Extracted data entries
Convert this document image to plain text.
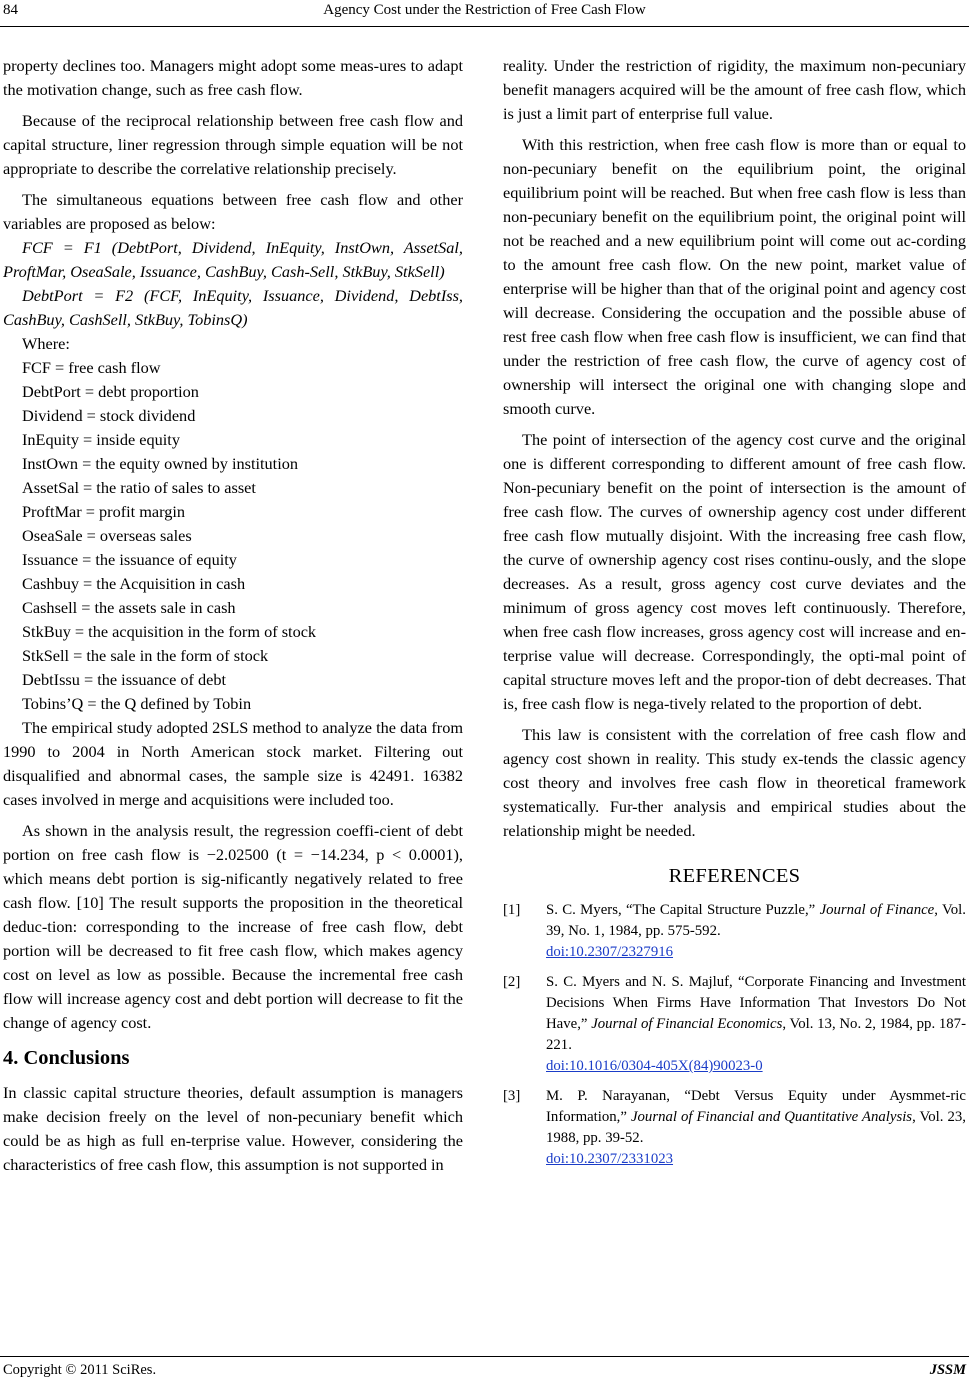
84	Agency Cost under the Restriction of Free Cash Flow

property declines too. Managers might adopt some meas-ures to adapt the motivation change, such as free cash flow.

Because of the reciprocal relationship between free cash flow and capital structure, liner regression through simple equation will be not appropriate to describe the correlative relationship precisely.

The simultaneous equations between free cash flow and other variables are proposed as below:

FCF = F1 (DebtPort, Dividend, InEquity, InstOwn, AssetSal, ProftMar, OseaSale, Issuance, CashBuy, Cash-Sell, StkBuy, StkSell)

DebtPort = F2 (FCF, InEquity, Issuance, Dividend, DebtIss, CashBuy, CashSell, StkBuy, TobinsQ)

Where:
FCF = free cash flow
DebtPort = debt proportion
Dividend = stock dividend
InEquity = inside equity
InstOwn = the equity owned by institution
AssetSal = the ratio of sales to asset
ProftMar = profit margin
OseaSale = overseas sales
Issuance = the issuance of equity
Cashbuy = the Acquisition in cash
Cashsell = the assets sale in cash
StkBuy = the acquisition in the form of stock
StkSell = the sale in the form of stock
DebtIssu = the issuance of debt
Tobins’Q = the Q defined by Tobin

The empirical study adopted 2SLS method to analyze the data from 1990 to 2004 in North American stock market. Filtering out disqualified and abnormal cases, the sample size is 42491. 16382 cases involved in merge and acquisitions were included too.

As shown in the analysis result, the regression coeffi-cient of debt portion on free cash flow is −2.02500 (t = −14.234, p < 0.0001), which means debt portion is sig-nificantly negatively related to free cash flow. [10] The result supports the proposition in the theoretical deduc-tion: corresponding to the increase of free cash flow, debt portion will be decreased to fit free cash flow, which makes agency cost on level as low as possible. Because the incremental free cash flow will increase agency cost and debt portion will decrease to fit the change of agency cost.

4. Conclusions

In classic capital structure theories, default assumption is managers make decision freely on the level of non-pecuniary benefit which could be as high as full en-terprise value. However, considering the characteristics of free cash flow, this assumption is not supported in

reality. Under the restriction of rigidity, the maximum non-pecuniary benefit managers acquired will be the amount of free cash flow, which is just a limit part of enterprise full value.

With this restriction, when free cash flow is more than or equal to non-pecuniary benefit on the equilibrium point, the original equilibrium point will be reached. But when free cash flow is less than non-pecuniary benefit on the equilibrium point, the original point will not be reached and a new equilibrium point will come out ac-cording to the amount free cash flow. On the new point, market value of enterprise will be higher than that of the original point and agency cost will decrease. Considering the occupation and the possible abuse of rest free cash flow when free cash flow is insufficient, we can find that under the restriction of free cash flow, the curve of agency cost of ownership will intersect the original one with changing slope and smooth curve.

The point of intersection of the agency cost curve and the original one is different corresponding to different amount of free cash flow. Non-pecuniary benefit on the point of intersection is the amount of free cash flow. The curves of ownership agency cost under different free cash flow mutually disjoint. With the increasing free cash flow, the curve of ownership agency cost rises continu-ously, and the slope decreases. As a result, gross agency cost curve deviates and the minimum of gross agency cost moves left continuously. Therefore, when free cash flow increases, gross agency cost will increase and en-terprise value will decrease. Correspondingly, the opti-mal point of capital structure moves left and the propor-tion of debt decreases. That is, free cash flow is nega-tively related to the proportion of debt.

This law is consistent with the correlation of free cash flow and agency cost shown in reality. This study ex-tends the classic agency cost theory and involves free cash flow in theoretical framework systematically. Fur-ther analysis and empirical studies about the relationship might be needed.

REFERENCES
[1] S. C. Myers, “The Capital Structure Puzzle,” Journal of Finance, Vol. 39, No. 1, 1984, pp. 575-592.
doi:10.2307/2327916
[2] S. C. Myers and N. S. Majluf, “Corporate Financing and Investment Decisions When Firms Have Information That Investors Do Not Have,” Journal of Financial Economics, Vol. 13, No. 2, 1984, pp. 187-221.
doi:10.1016/0304-405X(84)90023-0
[3] M. P. Narayanan, “Debt Versus Equity under Aysmmet-ric Information,” Journal of Financial and Quantitative Analysis, Vol. 23, 1988, pp. 39-52.
doi:10.2307/2331023
Copyright © 2011 SciRes.	JSSM
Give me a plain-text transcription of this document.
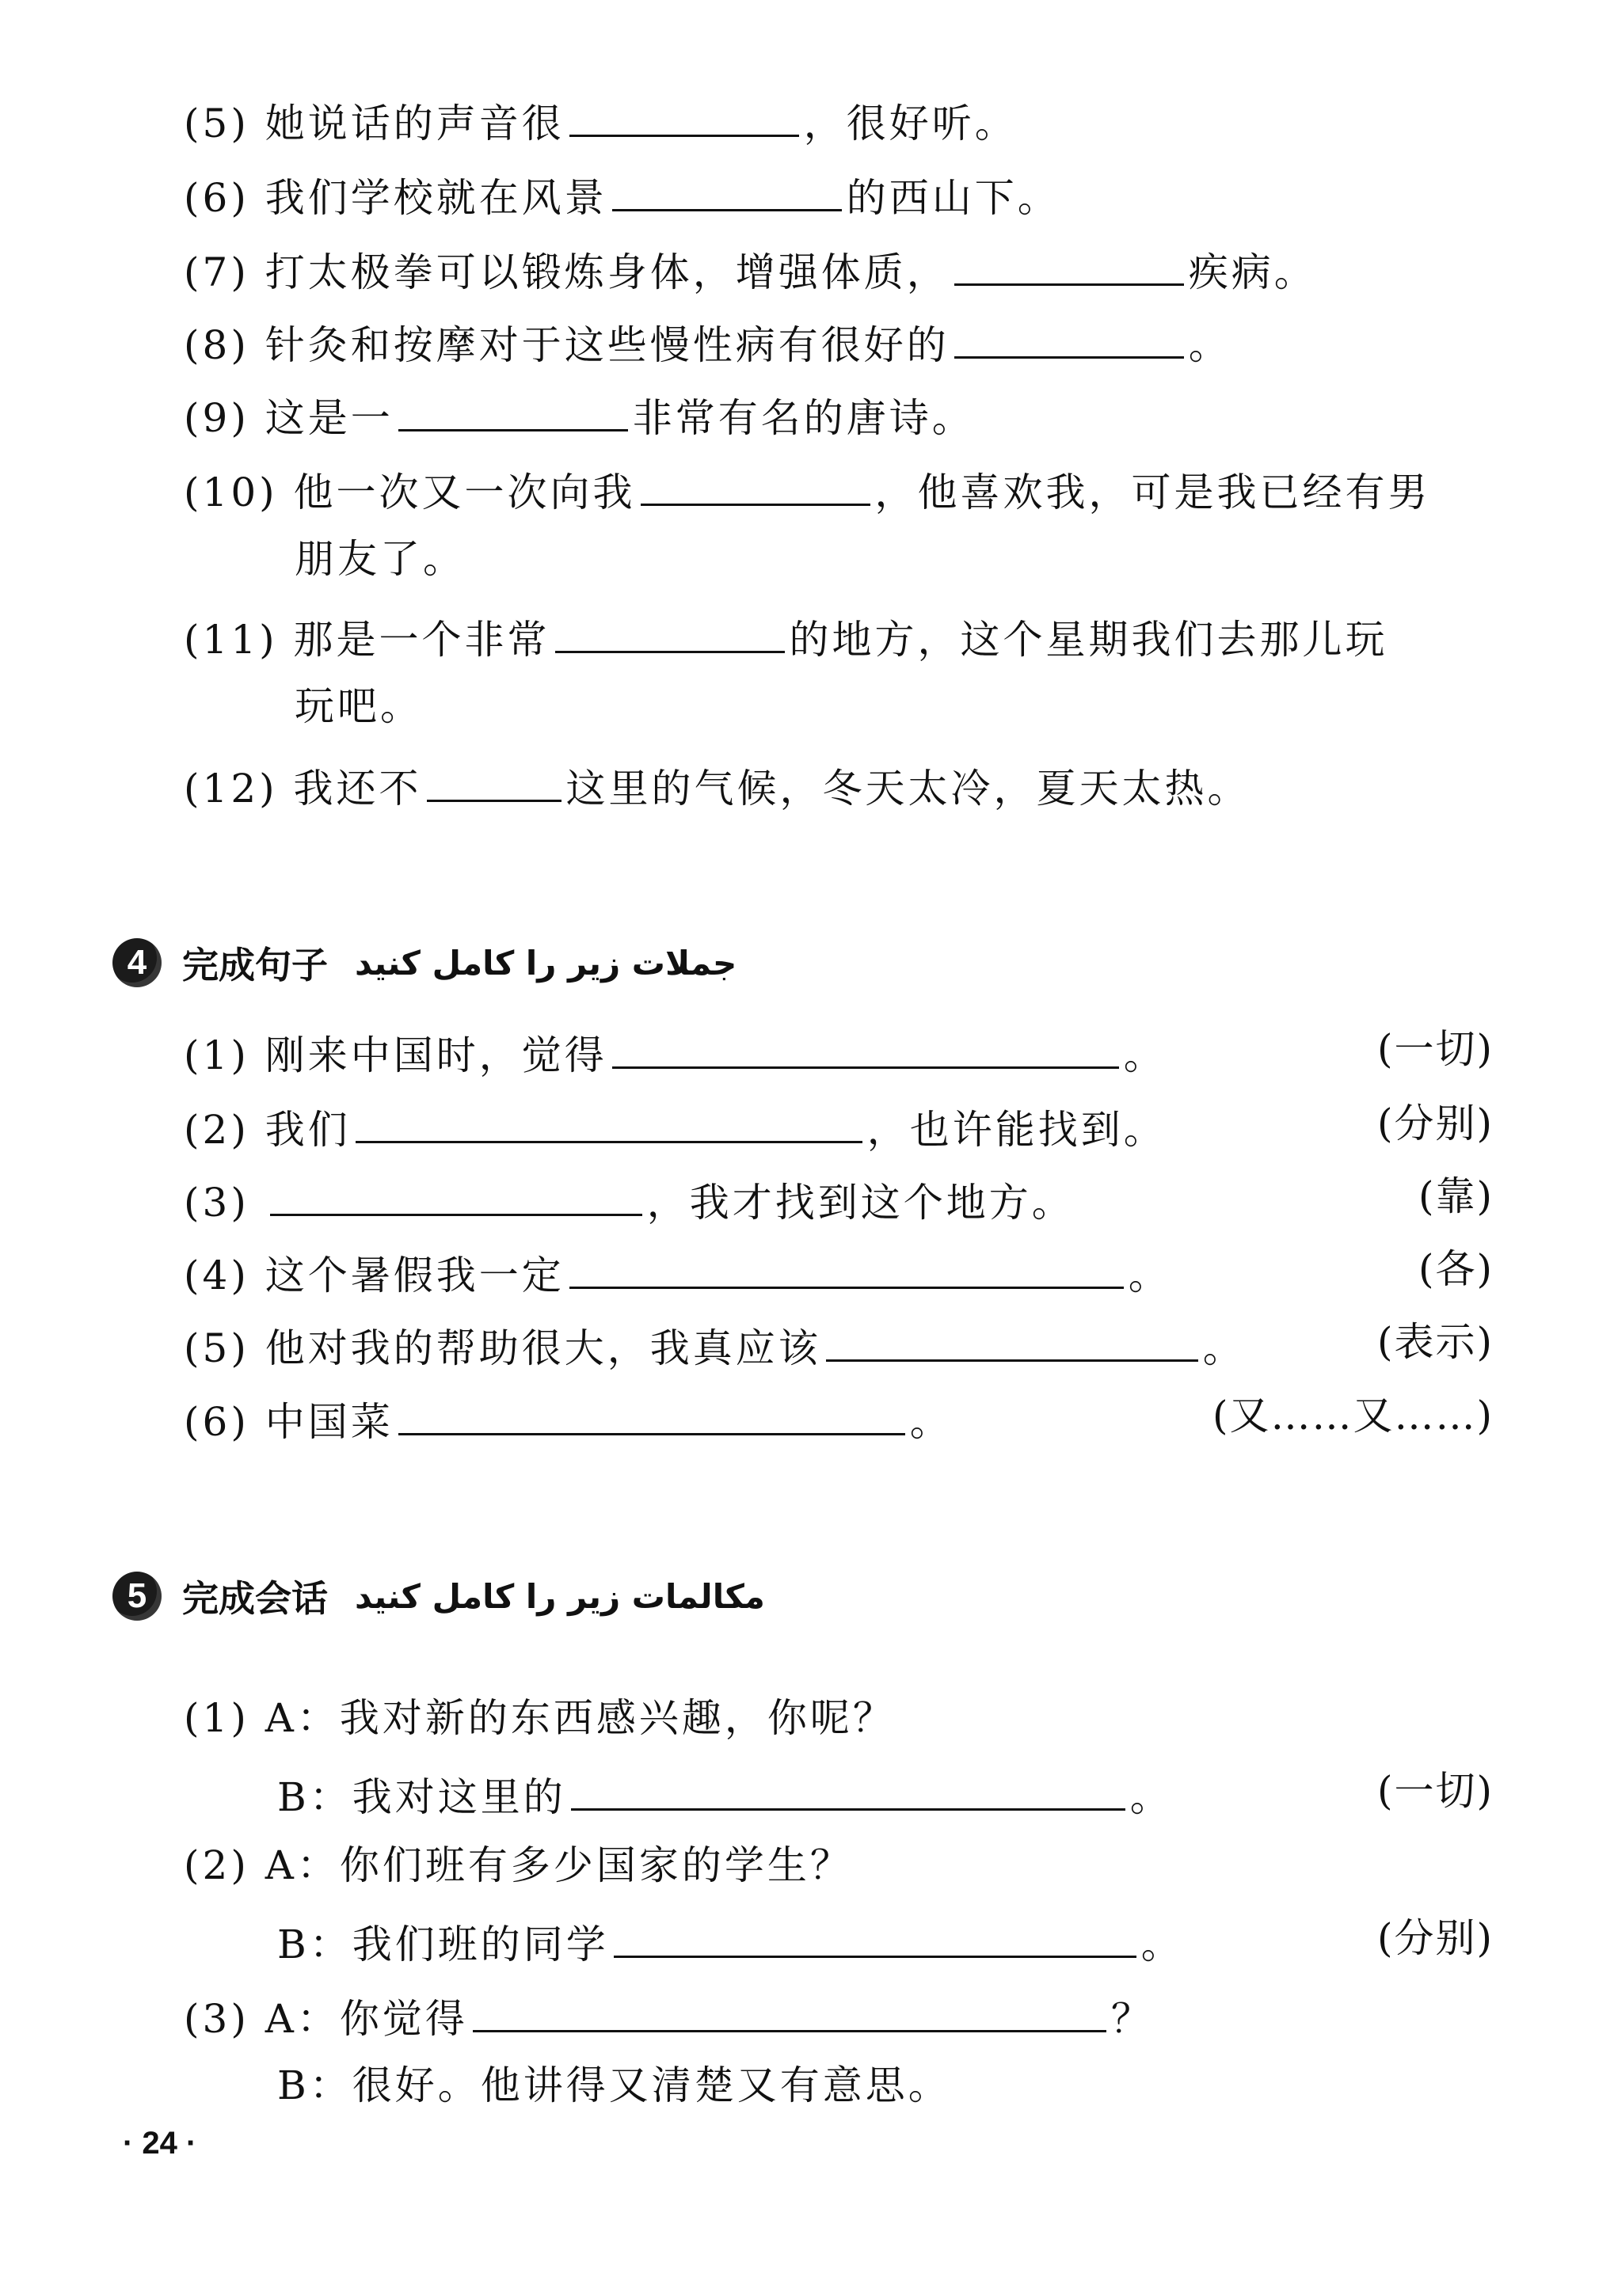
(5) 她说话的声音很	，很好听。
(6) 我们学校就在风景	的西山下。
(7) 打太极拳可以锻炼身体，增强体质，	疾病。
(8) 针灸和按摩对于这些慢性病有很好的	。
(9) 这是一	非常有名的唐诗。
(10) 他一次又一次向我	，他喜欢我，可是我已经有男
朋友了。
(11) 那是一个非常	的地方，这个星期我们去那儿玩
玩吧。
(12) 我还不	这里的气候，冬天太冷，夏天太热。
4 完成句子 جملات زیر را کامل کنید
(1) 刚来中国时，觉得	。	(一切)
(2) 我们	，也许能找到。	(分别)
(3)	，我才找到这个地方。	(靠)
(4) 这个暑假我一定	。	(各)
(5) 他对我的帮助很大，我真应该	。	(表示)
(6) 中国菜	。	(又……又……)
5 完成会话 مکالمات زیر را کامل کنید
(1) A：我对新的东西感兴趣，你呢？
B：我对这里的	。	(一切)
(2) A：你们班有多少国家的学生？
B：我们班的同学	。	(分别)
(3) A：你觉得	？
B：很好。他讲得又清楚又有意思。
· 24 ·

SET EXERCISE: Extract only the lines from the one that contains "Give me a plain-text" through the end of the records, inclusive, and omit every picture.

EXERCISE SOLUTION:
Give me a plain-text transcription of this document.
(5) 她说话的声音很	，很好听。
(6) 我们学校就在风景	的西山下。
(7) 打太极拳可以锻炼身体，增强体质，	疾病。
(8) 针灸和按摩对于这些慢性病有很好的	。
(9) 这是一	非常有名的唐诗。
(10) 他一次又一次向我	，他喜欢我，可是我已经有男
朋友了。
(11) 那是一个非常	的地方，这个星期我们去那儿玩
玩吧。
(12) 我还不	这里的气候，冬天太冷，夏天太热。
4 完成句子 جملات زیر را کامل کنید
(1) 刚来中国时，觉得	。	(一切)
(2) 我们	，也许能找到。	(分别)
(3)	，我才找到这个地方。	(靠)
(4) 这个暑假我一定	。	(各)
(5) 他对我的帮助很大，我真应该	。	(表示)
(6) 中国菜	。	(又……又……)
5 完成会话 مکالمات زیر را کامل کنید
(1) A：我对新的东西感兴趣，你呢？
B：我对这里的	。	(一切)
(2) A：你们班有多少国家的学生？
B：我们班的同学	。	(分别)
(3) A：你觉得	？
B：很好。他讲得又清楚又有意思。
· 24 ·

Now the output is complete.